List each line in which the string "Выверку" appears.

++++ SOURCE RECORDS

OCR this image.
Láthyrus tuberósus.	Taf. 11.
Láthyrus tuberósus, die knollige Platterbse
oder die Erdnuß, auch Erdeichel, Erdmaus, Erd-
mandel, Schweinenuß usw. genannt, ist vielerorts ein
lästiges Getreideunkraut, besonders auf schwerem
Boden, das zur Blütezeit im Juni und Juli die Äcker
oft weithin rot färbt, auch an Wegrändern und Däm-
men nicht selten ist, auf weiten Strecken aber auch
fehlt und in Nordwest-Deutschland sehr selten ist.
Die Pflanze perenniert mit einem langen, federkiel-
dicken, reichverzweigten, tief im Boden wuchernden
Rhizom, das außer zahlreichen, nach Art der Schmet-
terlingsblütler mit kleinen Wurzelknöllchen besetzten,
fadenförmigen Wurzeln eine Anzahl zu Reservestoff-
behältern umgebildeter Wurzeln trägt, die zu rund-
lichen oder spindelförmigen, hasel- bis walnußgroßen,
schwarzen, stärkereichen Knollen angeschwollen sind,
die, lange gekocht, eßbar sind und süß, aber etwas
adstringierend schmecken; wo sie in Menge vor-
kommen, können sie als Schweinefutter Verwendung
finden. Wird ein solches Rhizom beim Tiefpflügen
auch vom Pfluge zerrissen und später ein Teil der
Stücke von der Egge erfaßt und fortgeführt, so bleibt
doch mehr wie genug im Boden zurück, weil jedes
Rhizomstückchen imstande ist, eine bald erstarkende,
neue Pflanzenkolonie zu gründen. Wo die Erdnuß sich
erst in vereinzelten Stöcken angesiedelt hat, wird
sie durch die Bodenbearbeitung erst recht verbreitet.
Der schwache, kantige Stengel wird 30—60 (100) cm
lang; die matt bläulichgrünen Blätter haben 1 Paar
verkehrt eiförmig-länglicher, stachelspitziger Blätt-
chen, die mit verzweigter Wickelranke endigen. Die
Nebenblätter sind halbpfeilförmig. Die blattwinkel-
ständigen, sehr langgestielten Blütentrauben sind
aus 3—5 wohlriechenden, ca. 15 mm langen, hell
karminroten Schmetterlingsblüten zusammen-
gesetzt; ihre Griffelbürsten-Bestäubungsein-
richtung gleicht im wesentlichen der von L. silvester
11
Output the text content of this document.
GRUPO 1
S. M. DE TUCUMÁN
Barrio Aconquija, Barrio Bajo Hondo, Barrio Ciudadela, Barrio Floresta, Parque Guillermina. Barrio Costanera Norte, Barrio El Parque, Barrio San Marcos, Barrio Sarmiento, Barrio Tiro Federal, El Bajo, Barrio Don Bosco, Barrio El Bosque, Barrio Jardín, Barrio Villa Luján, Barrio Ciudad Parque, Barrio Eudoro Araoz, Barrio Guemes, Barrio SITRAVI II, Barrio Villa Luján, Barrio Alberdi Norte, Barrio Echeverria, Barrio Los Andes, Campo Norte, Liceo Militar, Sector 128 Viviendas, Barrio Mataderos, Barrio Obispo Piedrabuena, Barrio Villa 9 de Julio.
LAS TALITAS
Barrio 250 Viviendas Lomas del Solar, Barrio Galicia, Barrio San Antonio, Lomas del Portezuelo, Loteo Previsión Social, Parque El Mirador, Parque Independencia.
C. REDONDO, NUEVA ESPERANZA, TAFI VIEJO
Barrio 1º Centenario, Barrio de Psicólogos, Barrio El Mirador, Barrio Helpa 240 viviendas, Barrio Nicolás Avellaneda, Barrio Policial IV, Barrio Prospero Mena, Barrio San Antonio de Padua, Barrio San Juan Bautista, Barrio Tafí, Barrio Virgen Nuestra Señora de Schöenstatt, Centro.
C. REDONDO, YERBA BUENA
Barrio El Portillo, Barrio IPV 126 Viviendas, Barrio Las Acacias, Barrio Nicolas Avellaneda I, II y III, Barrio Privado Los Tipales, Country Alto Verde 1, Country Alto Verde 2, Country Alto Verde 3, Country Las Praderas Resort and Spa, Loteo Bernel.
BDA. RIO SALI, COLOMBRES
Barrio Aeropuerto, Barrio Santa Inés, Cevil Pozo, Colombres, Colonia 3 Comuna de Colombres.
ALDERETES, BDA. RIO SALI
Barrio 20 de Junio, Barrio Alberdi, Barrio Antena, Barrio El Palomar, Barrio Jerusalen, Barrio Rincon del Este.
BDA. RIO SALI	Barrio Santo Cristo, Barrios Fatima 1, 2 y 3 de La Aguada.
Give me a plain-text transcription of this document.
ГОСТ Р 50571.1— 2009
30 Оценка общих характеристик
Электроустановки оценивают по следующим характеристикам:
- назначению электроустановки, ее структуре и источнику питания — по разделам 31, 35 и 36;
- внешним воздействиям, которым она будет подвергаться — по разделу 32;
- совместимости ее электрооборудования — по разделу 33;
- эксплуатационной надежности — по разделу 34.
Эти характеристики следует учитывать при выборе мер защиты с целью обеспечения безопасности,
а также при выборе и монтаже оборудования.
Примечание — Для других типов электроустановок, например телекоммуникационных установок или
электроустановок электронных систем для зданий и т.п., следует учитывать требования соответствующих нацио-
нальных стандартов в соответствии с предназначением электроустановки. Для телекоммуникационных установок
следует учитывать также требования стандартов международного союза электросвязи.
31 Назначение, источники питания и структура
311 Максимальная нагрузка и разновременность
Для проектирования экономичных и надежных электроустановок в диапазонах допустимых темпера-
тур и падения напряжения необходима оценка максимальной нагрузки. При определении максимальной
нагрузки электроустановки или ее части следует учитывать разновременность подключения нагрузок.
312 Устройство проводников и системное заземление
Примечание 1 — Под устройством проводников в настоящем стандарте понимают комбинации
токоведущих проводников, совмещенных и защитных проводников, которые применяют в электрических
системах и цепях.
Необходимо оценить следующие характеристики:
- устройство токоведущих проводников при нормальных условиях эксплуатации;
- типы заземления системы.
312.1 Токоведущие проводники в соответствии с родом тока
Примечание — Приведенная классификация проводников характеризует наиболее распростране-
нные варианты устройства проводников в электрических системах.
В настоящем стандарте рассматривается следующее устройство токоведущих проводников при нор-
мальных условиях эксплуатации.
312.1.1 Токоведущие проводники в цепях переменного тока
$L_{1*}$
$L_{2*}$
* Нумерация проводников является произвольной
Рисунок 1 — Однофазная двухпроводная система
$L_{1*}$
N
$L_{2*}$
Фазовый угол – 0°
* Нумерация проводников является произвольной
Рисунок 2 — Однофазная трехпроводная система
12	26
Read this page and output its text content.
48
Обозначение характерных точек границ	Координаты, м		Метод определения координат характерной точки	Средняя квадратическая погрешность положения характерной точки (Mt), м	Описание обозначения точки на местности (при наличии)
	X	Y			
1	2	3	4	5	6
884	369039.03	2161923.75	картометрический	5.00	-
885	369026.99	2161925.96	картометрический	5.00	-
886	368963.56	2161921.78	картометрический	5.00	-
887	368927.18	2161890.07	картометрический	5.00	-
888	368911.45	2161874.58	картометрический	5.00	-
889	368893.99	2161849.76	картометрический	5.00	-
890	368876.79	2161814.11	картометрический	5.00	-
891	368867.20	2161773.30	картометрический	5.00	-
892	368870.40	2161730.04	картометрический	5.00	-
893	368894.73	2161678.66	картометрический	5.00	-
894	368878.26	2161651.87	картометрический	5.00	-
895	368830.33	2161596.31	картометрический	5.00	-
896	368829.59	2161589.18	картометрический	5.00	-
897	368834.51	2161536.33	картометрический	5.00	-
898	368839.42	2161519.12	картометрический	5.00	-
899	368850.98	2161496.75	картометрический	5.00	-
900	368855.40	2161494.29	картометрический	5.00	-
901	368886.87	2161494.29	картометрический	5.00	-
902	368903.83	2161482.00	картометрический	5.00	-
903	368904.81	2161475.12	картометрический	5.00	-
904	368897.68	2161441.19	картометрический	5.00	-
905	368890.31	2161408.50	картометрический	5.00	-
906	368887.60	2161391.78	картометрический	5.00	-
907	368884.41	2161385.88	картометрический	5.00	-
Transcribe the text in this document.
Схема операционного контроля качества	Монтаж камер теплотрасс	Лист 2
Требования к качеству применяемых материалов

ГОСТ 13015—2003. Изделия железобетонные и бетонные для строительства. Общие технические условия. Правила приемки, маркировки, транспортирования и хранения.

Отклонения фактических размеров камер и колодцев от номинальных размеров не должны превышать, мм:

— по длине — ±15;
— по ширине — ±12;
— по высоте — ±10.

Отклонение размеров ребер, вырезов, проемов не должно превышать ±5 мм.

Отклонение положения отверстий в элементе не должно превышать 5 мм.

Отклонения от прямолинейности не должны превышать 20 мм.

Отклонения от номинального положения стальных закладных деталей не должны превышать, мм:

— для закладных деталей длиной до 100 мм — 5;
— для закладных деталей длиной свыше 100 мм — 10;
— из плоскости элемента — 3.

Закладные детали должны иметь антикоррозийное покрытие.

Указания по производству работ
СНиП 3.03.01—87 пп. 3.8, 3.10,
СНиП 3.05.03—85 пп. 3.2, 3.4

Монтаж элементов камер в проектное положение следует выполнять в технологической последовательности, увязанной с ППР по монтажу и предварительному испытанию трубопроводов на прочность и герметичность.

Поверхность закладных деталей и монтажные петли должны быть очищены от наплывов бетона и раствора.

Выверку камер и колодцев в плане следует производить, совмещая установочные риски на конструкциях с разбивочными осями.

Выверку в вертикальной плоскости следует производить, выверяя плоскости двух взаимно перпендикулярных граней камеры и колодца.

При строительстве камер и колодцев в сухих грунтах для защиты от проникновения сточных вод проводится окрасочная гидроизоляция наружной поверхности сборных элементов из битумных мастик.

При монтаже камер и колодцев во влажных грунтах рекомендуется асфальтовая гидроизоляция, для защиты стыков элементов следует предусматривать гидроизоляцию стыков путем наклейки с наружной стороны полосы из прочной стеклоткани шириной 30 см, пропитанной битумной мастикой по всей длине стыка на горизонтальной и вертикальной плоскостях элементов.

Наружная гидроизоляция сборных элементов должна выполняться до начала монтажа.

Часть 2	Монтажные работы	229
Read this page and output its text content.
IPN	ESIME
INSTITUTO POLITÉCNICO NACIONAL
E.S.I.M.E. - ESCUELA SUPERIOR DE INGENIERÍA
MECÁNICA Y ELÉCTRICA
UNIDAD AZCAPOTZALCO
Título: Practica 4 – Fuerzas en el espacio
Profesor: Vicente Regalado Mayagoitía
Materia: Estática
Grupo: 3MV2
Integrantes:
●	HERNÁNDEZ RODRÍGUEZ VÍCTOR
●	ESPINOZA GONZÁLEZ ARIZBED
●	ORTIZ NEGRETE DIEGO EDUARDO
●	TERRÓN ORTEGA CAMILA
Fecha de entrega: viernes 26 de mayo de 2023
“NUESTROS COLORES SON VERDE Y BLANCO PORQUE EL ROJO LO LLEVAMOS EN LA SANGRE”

++++++++

• _EXPECTED OUTPUT_
Выверку камер и колодцев в плане следует производить, совмещая установочные риски на конструкциях с разбивочными осями.
Выверку в вертикальной плоскости следует производить, выверяя плоскости двух взаимно перпендикулярных граней камеры и колодца.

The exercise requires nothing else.